[Stored dataset items]

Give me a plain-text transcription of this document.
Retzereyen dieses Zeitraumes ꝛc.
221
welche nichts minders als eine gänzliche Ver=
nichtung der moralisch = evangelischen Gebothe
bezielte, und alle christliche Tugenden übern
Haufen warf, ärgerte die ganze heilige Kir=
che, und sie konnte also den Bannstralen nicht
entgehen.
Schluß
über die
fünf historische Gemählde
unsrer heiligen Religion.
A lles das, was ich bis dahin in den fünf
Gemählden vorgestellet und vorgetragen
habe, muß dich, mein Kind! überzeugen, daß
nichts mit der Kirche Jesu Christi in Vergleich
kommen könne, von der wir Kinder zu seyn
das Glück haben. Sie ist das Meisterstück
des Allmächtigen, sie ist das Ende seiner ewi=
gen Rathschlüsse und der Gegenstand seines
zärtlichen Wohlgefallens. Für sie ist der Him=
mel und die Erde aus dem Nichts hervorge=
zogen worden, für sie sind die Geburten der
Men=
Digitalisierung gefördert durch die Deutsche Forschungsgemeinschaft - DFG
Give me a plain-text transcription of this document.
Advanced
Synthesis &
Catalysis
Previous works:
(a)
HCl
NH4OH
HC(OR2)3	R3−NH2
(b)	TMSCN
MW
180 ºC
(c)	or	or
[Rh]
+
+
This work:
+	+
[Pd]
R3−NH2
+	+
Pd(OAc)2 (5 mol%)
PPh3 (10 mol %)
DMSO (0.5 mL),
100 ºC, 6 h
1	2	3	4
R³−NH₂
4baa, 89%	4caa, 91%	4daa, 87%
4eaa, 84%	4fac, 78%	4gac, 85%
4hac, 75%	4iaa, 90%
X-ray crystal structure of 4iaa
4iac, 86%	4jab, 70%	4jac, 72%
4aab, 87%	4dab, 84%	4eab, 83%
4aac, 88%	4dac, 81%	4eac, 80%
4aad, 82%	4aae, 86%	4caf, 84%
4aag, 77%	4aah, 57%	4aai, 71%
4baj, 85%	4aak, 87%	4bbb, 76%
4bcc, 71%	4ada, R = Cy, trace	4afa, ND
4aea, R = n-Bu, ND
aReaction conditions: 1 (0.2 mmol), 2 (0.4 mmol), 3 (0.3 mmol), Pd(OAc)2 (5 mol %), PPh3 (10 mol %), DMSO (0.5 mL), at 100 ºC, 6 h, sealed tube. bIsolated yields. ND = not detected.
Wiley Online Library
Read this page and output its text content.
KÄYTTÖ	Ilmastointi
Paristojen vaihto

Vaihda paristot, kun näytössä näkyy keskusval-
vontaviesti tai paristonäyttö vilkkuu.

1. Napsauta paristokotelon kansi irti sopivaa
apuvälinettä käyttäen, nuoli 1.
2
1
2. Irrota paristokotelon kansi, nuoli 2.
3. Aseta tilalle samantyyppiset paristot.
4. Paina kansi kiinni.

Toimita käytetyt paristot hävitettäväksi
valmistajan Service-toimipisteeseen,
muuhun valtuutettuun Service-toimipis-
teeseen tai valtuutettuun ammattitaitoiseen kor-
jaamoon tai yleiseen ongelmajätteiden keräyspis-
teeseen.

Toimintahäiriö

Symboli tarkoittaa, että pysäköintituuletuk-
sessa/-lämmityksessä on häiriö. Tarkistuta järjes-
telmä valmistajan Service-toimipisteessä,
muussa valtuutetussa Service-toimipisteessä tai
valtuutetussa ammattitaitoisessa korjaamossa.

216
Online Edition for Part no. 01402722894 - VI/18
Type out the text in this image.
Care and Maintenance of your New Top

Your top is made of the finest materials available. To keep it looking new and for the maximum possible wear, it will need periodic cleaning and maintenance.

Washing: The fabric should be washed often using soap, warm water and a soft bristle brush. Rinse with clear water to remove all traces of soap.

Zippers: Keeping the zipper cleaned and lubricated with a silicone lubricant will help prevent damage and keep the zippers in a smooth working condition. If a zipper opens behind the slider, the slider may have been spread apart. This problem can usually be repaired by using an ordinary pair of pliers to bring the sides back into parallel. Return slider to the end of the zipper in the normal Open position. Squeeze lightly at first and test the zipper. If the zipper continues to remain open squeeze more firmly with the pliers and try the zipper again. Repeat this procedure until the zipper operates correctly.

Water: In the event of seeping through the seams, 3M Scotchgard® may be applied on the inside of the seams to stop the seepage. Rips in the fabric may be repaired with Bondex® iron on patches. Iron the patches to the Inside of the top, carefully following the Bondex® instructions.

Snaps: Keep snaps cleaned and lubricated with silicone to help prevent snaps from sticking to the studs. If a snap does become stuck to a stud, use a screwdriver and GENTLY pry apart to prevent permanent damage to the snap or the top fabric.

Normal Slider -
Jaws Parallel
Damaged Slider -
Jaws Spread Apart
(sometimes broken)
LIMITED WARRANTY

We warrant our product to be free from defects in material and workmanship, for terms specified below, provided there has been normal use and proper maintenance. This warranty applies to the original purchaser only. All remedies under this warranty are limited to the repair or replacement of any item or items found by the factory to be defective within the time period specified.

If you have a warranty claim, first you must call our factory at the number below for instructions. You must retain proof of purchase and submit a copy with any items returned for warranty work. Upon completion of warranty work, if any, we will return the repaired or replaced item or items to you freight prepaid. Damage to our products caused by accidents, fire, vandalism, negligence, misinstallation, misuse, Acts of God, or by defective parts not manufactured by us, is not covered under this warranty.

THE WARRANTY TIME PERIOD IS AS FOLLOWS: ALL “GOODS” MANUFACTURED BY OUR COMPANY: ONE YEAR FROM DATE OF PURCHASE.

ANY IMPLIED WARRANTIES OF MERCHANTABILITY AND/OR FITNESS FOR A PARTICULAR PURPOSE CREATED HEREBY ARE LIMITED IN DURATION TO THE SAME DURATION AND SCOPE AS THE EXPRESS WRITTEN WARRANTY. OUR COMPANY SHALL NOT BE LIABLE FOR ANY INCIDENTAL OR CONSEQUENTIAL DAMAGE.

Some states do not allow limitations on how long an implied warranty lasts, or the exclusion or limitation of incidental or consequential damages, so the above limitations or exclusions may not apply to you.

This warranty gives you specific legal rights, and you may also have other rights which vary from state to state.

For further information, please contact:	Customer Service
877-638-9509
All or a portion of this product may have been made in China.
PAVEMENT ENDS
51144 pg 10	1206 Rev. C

• YOUR INSTRUCTIONS: Every line of the material must be returned exactly as it appears.

• RESULT OF THE TASK:
Give me a plain-text transcription of this document.
Retzereyen dieses Zeitraumes ꝛc.
221
welche nichts minders als eine gänzliche Ver=
nichtung der moralisch = evangelischen Gebothe
bezielte, und alle christliche Tugenden übern
Haufen warf, ärgerte die ganze heilige Kir=
che, und sie konnte also den Bannstralen nicht
entgehen.
Schluß
über die
fünf historische Gemählde
unsrer heiligen Religion.
A lles das, was ich bis dahin in den fünf
Gemählden vorgestellet und vorgetragen
habe, muß dich, mein Kind! überzeugen, daß
nichts mit der Kirche Jesu Christi in Vergleich
kommen könne, von der wir Kinder zu seyn
das Glück haben. Sie ist das Meisterstück
des Allmächtigen, sie ist das Ende seiner ewi=
gen Rathschlüsse und der Gegenstand seines
zärtlichen Wohlgefallens. Für sie ist der Him=
mel und die Erde aus dem Nichts hervorge=
zogen worden, für sie sind die Geburten der
Men=
Digitalisierung gefördert durch die Deutsche Forschungsgemeinschaft - DFG
Give me a plain-text transcription of this document.
Advanced
Synthesis &
Catalysis
Previous works:
(a)
HCl
NH4OH
HC(OR2)3	R3−NH2
(b)	TMSCN
MW
180 ºC
(c)	or	or
[Rh]
+
+
This work:
+	+
[Pd]
R3−NH2
+	+
Pd(OAc)2 (5 mol%)
PPh3 (10 mol %)
DMSO (0.5 mL),
100 ºC, 6 h
1	2	3	4
R³−NH₂
4baa, 89%	4caa, 91%	4daa, 87%
4eaa, 84%	4fac, 78%	4gac, 85%
4hac, 75%	4iaa, 90%
X-ray crystal structure of 4iaa
4iac, 86%	4jab, 70%	4jac, 72%
4aab, 87%	4dab, 84%	4eab, 83%
4aac, 88%	4dac, 81%	4eac, 80%
4aad, 82%	4aae, 86%	4caf, 84%
4aag, 77%	4aah, 57%	4aai, 71%
4baj, 85%	4aak, 87%	4bbb, 76%
4bcc, 71%	4ada, R = Cy, trace	4afa, ND
4aea, R = n-Bu, ND
aReaction conditions: 1 (0.2 mmol), 2 (0.4 mmol), 3 (0.3 mmol), Pd(OAc)2 (5 mol %), PPh3 (10 mol %), DMSO (0.5 mL), at 100 ºC, 6 h, sealed tube. bIsolated yields. ND = not detected.
Wiley Online Library
Read this page and output its text content.
KÄYTTÖ	Ilmastointi
Paristojen vaihto

Vaihda paristot, kun näytössä näkyy keskusval-
vontaviesti tai paristonäyttö vilkkuu.

1. Napsauta paristokotelon kansi irti sopivaa
apuvälinettä käyttäen, nuoli 1.
2
1
2. Irrota paristokotelon kansi, nuoli 2.
3. Aseta tilalle samantyyppiset paristot.
4. Paina kansi kiinni.

Toimita käytetyt paristot hävitettäväksi
valmistajan Service-toimipisteeseen,
muuhun valtuutettuun Service-toimipis-
teeseen tai valtuutettuun ammattitaitoiseen kor-
jaamoon tai yleiseen ongelmajätteiden keräyspis-
teeseen.

Toimintahäiriö

Symboli tarkoittaa, että pysäköintituuletuk-
sessa/-lämmityksessä on häiriö. Tarkistuta järjes-
telmä valmistajan Service-toimipisteessä,
muussa valtuutetussa Service-toimipisteessä tai
valtuutetussa ammattitaitoisessa korjaamossa.

216
Online Edition for Part no. 01402722894 - VI/18
Type out the text in this image.
Care and Maintenance of your New Top

Your top is made of the finest materials available. To keep it looking new and for the maximum possible wear, it will need periodic cleaning and maintenance.

Washing: The fabric should be washed often using soap, warm water and a soft bristle brush. Rinse with clear water to remove all traces of soap.

Zippers: Keeping the zipper cleaned and lubricated with a silicone lubricant will help prevent damage and keep the zippers in a smooth working condition. If a zipper opens behind the slider, the slider may have been spread apart. This problem can usually be repaired by using an ordinary pair of pliers to bring the sides back into parallel. Return slider to the end of the zipper in the normal Open position. Squeeze lightly at first and test the zipper. If the zipper continues to remain open squeeze more firmly with the pliers and try the zipper again. Repeat this procedure until the zipper operates correctly.

Water: In the event of seeping through the seams, 3M Scotchgard® may be applied on the inside of the seams to stop the seepage. Rips in the fabric may be repaired with Bondex® iron on patches. Iron the patches to the Inside of the top, carefully following the Bondex® instructions.

Snaps: Keep snaps cleaned and lubricated with silicone to help prevent snaps from sticking to the studs. If a snap does become stuck to a stud, use a screwdriver and GENTLY pry apart to prevent permanent damage to the snap or the top fabric.

Normal Slider -
Jaws Parallel
Damaged Slider -
Jaws Spread Apart
(sometimes broken)
LIMITED WARRANTY

We warrant our product to be free from defects in material and workmanship, for terms specified below, provided there has been normal use and proper maintenance. This warranty applies to the original purchaser only. All remedies under this warranty are limited to the repair or replacement of any item or items found by the factory to be defective within the time period specified.

If you have a warranty claim, first you must call our factory at the number below for instructions. You must retain proof of purchase and submit a copy with any items returned for warranty work. Upon completion of warranty work, if any, we will return the repaired or replaced item or items to you freight prepaid. Damage to our products caused by accidents, fire, vandalism, negligence, misinstallation, misuse, Acts of God, or by defective parts not manufactured by us, is not covered under this warranty.

THE WARRANTY TIME PERIOD IS AS FOLLOWS: ALL “GOODS” MANUFACTURED BY OUR COMPANY: ONE YEAR FROM DATE OF PURCHASE.

ANY IMPLIED WARRANTIES OF MERCHANTABILITY AND/OR FITNESS FOR A PARTICULAR PURPOSE CREATED HEREBY ARE LIMITED IN DURATION TO THE SAME DURATION AND SCOPE AS THE EXPRESS WRITTEN WARRANTY. OUR COMPANY SHALL NOT BE LIABLE FOR ANY INCIDENTAL OR CONSEQUENTIAL DAMAGE.

Some states do not allow limitations on how long an implied warranty lasts, or the exclusion or limitation of incidental or consequential damages, so the above limitations or exclusions may not apply to you.

This warranty gives you specific legal rights, and you may also have other rights which vary from state to state.

For further information, please contact:	Customer Service
877-638-9509
All or a portion of this product may have been made in China.
PAVEMENT ENDS
51144 pg 10	1206 Rev. C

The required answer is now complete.